WHAT YOU WILL DO: All of the entries need to be written out again, exactly as they are.

┏━━

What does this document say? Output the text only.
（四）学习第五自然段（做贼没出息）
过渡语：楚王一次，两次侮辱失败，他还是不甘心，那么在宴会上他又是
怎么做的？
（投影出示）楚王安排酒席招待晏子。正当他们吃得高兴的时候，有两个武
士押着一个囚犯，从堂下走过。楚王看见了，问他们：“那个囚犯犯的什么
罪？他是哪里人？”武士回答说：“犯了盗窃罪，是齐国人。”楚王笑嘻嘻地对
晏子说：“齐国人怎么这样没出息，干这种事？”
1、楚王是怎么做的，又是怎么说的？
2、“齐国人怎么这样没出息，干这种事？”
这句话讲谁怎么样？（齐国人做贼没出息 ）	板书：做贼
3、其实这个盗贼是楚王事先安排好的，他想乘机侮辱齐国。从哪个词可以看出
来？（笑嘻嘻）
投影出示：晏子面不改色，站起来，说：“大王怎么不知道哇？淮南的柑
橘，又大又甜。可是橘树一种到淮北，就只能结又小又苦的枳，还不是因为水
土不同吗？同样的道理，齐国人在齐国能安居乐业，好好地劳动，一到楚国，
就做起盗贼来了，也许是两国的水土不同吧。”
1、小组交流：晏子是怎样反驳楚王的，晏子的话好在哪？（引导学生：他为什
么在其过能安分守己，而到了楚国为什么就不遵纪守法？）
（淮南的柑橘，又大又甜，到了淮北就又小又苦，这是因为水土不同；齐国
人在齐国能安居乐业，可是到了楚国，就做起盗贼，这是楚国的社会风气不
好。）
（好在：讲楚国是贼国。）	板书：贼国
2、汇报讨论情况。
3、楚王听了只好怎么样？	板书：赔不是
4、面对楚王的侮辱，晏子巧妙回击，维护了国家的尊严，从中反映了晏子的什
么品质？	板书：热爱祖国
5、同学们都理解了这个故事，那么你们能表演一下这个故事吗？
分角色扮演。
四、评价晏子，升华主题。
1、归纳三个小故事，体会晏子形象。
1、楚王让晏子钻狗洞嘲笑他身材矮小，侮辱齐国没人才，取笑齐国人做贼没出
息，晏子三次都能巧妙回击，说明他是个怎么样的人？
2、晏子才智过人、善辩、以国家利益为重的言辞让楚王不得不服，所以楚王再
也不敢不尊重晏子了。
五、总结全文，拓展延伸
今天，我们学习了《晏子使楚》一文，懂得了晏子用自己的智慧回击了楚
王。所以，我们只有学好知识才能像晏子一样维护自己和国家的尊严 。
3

┗━━

EXERCISE OUTPUT:
What does this document say? Output the text only.
（四）学习第五自然段（做贼没出息）
过渡语：楚王一次，两次侮辱失败，他还是不甘心，那么在宴会上他又是
怎么做的？
（投影出示）楚王安排酒席招待晏子。正当他们吃得高兴的时候，有两个武
士押着一个囚犯，从堂下走过。楚王看见了，问他们：“那个囚犯犯的什么
罪？他是哪里人？”武士回答说：“犯了盗窃罪，是齐国人。”楚王笑嘻嘻地对
晏子说：“齐国人怎么这样没出息，干这种事？”
1、楚王是怎么做的，又是怎么说的？
2、“齐国人怎么这样没出息，干这种事？”
这句话讲谁怎么样？（齐国人做贼没出息 ）	板书：做贼
3、其实这个盗贼是楚王事先安排好的，他想乘机侮辱齐国。从哪个词可以看出
来？（笑嘻嘻）
投影出示：晏子面不改色，站起来，说：“大王怎么不知道哇？淮南的柑
橘，又大又甜。可是橘树一种到淮北，就只能结又小又苦的枳，还不是因为水
土不同吗？同样的道理，齐国人在齐国能安居乐业，好好地劳动，一到楚国，
就做起盗贼来了，也许是两国的水土不同吧。”
1、小组交流：晏子是怎样反驳楚王的，晏子的话好在哪？（引导学生：他为什
么在其过能安分守己，而到了楚国为什么就不遵纪守法？）
（淮南的柑橘，又大又甜，到了淮北就又小又苦，这是因为水土不同；齐国
人在齐国能安居乐业，可是到了楚国，就做起盗贼，这是楚国的社会风气不
好。）
（好在：讲楚国是贼国。）	板书：贼国
2、汇报讨论情况。
3、楚王听了只好怎么样？	板书：赔不是
4、面对楚王的侮辱，晏子巧妙回击，维护了国家的尊严，从中反映了晏子的什
么品质？	板书：热爱祖国
5、同学们都理解了这个故事，那么你们能表演一下这个故事吗？
分角色扮演。
四、评价晏子，升华主题。
1、归纳三个小故事，体会晏子形象。
1、楚王让晏子钻狗洞嘲笑他身材矮小，侮辱齐国没人才，取笑齐国人做贼没出
息，晏子三次都能巧妙回击，说明他是个怎么样的人？
2、晏子才智过人、善辩、以国家利益为重的言辞让楚王不得不服，所以楚王再
也不敢不尊重晏子了。
五、总结全文，拓展延伸
今天，我们学习了《晏子使楚》一文，懂得了晏子用自己的智慧回击了楚
王。所以，我们只有学好知识才能像晏子一样维护自己和国家的尊严 。
3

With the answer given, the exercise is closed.